── Excerpted records ──

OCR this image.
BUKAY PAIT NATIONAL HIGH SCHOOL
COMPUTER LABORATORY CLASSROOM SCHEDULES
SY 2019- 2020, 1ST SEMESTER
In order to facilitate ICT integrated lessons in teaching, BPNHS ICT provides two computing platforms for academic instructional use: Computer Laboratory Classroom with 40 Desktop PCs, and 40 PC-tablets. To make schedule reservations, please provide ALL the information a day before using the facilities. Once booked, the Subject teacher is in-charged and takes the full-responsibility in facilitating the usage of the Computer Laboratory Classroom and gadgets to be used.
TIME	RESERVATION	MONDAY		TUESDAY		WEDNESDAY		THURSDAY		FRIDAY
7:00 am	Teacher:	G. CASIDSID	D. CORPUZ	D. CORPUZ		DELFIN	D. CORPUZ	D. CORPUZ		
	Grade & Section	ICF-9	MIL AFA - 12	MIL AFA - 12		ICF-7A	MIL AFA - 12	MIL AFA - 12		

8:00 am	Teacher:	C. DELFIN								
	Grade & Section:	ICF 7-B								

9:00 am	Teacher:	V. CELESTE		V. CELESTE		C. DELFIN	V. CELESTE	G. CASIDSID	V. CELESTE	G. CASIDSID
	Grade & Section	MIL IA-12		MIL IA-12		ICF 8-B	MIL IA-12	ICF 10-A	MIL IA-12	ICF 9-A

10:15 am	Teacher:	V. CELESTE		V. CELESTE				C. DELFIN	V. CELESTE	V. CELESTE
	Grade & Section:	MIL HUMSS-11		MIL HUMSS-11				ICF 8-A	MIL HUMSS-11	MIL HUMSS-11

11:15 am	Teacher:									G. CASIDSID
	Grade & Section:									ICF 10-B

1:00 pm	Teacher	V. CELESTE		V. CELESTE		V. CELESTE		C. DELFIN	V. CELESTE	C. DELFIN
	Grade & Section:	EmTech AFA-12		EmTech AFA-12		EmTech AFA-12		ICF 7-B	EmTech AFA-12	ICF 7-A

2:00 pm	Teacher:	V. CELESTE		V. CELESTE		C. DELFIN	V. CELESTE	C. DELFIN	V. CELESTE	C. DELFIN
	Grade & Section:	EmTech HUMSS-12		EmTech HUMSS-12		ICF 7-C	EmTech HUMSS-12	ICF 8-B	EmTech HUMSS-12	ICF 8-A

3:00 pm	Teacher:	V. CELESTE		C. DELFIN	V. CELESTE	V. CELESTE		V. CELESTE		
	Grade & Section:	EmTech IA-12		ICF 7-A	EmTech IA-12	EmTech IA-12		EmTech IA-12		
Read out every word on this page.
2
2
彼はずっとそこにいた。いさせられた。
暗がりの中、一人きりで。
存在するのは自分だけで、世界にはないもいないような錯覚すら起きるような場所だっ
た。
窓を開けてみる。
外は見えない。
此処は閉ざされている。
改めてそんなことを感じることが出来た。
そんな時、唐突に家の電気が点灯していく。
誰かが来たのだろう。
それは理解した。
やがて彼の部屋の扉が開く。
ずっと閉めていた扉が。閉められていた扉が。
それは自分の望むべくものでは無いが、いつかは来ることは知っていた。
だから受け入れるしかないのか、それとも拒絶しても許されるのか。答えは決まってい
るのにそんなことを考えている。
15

───

Instructions to follow: Some lines of the records may hold the word "EmTech". How many do? Answer with a number and nothing else.

Solution to the problem: 3